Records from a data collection
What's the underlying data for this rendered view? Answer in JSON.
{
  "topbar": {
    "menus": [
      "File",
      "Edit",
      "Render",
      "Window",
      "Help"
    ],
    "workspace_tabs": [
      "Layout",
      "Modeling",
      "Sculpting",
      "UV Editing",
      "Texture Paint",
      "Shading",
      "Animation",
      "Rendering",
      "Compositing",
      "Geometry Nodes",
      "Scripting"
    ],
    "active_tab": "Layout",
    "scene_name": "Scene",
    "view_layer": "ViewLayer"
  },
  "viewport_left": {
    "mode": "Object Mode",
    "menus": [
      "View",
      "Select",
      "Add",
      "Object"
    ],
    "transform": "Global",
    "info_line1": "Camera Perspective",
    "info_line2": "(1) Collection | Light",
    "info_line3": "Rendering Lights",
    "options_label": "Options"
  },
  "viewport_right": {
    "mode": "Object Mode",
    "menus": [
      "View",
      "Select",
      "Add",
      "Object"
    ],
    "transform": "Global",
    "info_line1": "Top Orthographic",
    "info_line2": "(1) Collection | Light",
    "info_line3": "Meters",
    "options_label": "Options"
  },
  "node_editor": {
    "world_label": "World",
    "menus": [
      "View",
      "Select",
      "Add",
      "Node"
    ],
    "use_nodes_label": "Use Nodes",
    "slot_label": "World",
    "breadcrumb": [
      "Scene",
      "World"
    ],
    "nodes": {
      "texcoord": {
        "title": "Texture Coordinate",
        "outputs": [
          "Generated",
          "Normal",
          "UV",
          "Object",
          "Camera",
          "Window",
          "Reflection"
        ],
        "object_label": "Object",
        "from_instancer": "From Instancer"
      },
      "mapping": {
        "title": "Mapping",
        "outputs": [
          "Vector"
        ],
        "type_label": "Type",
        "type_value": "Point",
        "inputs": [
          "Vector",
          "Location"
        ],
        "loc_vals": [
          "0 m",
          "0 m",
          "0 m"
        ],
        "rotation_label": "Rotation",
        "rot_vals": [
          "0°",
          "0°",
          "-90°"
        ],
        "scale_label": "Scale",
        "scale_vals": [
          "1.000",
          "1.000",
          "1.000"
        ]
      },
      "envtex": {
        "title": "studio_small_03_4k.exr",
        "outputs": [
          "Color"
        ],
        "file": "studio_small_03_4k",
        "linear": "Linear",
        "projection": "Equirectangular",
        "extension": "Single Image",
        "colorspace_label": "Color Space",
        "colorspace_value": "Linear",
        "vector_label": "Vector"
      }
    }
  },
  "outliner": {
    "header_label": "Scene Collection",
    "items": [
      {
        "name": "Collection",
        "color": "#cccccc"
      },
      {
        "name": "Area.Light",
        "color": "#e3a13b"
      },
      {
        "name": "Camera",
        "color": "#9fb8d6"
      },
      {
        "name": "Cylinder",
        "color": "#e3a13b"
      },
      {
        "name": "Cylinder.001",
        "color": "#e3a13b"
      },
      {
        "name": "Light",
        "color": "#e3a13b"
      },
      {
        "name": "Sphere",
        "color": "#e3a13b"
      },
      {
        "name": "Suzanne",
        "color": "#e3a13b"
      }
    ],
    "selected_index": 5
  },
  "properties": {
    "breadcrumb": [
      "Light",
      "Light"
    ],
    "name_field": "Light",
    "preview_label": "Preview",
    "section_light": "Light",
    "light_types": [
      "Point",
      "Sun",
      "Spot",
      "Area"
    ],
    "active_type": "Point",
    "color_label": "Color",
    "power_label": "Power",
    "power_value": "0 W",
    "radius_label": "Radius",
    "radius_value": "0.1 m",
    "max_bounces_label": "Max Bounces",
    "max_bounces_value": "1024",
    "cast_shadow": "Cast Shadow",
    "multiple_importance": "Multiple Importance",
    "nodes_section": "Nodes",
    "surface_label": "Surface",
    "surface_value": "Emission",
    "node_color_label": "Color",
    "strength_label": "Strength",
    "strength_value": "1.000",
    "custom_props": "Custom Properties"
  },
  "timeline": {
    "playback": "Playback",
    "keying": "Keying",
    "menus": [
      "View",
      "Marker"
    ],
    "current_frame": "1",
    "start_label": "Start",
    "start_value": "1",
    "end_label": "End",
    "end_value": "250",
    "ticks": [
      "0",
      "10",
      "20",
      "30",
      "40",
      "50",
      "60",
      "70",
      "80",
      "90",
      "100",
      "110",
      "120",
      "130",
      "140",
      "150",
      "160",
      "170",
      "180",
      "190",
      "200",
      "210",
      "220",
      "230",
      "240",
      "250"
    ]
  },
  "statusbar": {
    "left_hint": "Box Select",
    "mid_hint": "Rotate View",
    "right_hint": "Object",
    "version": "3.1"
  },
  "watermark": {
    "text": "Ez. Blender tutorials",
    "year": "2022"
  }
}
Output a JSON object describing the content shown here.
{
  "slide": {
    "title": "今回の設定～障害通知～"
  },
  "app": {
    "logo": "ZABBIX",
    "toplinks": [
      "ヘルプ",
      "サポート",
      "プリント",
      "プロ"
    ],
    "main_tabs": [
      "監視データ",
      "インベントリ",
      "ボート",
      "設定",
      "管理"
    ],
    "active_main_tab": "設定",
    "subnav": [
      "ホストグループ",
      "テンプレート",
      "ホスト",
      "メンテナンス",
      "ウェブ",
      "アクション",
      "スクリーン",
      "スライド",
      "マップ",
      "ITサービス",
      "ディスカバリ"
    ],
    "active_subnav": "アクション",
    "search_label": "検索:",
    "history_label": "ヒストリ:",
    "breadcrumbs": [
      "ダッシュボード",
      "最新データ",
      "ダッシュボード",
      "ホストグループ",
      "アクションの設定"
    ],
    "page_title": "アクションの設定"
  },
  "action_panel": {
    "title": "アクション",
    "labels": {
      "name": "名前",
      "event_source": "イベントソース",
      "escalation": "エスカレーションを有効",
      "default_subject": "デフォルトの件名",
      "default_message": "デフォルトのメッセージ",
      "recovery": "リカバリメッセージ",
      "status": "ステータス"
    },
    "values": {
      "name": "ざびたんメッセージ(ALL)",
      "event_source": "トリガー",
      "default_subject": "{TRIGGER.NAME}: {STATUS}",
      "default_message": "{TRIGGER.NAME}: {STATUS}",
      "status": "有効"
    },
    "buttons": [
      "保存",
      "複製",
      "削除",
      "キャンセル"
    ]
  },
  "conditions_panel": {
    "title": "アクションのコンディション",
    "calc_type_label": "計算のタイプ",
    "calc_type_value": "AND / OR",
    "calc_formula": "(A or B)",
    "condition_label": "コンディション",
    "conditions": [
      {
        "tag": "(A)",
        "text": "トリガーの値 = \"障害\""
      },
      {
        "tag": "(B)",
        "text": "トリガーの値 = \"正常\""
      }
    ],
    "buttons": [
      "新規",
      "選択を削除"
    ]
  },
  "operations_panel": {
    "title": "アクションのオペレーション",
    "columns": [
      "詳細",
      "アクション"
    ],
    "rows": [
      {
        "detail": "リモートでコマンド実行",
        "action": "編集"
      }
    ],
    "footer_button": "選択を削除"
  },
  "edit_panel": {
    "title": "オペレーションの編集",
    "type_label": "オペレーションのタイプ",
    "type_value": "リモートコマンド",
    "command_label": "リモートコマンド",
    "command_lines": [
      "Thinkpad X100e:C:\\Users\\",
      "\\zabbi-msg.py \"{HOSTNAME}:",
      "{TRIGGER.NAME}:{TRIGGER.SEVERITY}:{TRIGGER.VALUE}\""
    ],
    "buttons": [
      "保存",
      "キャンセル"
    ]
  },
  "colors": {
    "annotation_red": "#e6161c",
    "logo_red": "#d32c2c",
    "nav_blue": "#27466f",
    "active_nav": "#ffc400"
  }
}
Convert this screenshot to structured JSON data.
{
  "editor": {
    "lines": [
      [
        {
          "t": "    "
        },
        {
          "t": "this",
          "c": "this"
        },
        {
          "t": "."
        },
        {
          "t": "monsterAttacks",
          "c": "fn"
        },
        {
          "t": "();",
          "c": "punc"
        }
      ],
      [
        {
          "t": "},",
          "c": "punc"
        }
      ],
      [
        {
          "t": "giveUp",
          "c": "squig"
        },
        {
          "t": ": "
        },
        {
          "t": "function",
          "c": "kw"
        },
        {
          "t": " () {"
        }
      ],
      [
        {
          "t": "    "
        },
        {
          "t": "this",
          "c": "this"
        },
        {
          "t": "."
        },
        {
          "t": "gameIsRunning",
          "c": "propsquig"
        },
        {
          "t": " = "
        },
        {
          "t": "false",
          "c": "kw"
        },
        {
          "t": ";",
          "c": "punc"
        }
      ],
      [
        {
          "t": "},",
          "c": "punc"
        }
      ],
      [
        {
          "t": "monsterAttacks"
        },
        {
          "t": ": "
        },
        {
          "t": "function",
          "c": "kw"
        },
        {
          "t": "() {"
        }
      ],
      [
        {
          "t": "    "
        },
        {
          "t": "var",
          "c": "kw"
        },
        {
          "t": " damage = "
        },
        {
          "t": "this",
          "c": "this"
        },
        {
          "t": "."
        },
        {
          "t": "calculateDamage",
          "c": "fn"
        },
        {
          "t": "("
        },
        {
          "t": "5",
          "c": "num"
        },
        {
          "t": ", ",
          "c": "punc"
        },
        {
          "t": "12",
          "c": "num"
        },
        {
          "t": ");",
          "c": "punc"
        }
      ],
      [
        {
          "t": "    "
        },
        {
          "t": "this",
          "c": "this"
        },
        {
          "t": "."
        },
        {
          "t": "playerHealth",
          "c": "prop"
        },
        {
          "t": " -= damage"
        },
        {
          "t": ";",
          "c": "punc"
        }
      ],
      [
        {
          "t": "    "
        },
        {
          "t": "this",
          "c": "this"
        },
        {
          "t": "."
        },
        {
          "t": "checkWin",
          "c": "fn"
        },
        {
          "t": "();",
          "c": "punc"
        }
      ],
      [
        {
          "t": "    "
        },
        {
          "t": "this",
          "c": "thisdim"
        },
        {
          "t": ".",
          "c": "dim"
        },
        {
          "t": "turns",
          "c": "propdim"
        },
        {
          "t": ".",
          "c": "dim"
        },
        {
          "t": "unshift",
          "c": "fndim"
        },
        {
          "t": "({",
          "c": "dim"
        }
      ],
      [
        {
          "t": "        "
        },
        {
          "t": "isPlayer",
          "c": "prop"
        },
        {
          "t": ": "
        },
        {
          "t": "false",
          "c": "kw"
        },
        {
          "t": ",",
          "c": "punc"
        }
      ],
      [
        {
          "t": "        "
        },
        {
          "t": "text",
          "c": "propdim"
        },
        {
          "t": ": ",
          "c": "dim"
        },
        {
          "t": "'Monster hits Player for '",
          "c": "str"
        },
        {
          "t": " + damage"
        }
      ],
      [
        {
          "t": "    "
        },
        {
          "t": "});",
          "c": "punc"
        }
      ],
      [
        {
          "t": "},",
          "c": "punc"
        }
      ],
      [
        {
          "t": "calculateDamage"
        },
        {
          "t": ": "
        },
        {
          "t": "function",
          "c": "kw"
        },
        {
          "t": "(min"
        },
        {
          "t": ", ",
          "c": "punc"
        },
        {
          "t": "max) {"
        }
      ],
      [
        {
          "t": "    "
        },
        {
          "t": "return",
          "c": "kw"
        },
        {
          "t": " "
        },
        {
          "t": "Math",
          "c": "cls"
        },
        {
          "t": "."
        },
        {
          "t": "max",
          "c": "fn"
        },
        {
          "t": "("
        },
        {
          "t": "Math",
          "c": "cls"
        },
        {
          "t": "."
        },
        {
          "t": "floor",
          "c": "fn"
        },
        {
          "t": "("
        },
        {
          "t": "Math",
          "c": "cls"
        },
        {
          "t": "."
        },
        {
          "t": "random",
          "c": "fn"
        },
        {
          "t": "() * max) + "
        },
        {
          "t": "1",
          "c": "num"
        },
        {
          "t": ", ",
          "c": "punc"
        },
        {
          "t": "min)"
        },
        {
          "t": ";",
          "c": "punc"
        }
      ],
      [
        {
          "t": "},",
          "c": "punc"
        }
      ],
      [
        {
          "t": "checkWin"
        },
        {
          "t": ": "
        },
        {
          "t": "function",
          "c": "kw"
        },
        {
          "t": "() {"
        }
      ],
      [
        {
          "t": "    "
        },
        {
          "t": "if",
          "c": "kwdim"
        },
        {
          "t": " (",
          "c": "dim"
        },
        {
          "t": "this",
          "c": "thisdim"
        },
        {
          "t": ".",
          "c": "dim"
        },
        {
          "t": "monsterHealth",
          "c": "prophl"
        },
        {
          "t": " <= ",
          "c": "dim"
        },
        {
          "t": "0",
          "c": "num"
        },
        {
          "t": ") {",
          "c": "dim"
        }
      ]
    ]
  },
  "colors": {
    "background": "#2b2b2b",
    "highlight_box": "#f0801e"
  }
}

**TO BE DONE**
From the data above, copy each line that holds "calculateDamage".

**WRITTEN ANSWER**
          "t": "calculateDamage",
          "t": "calculateDamage"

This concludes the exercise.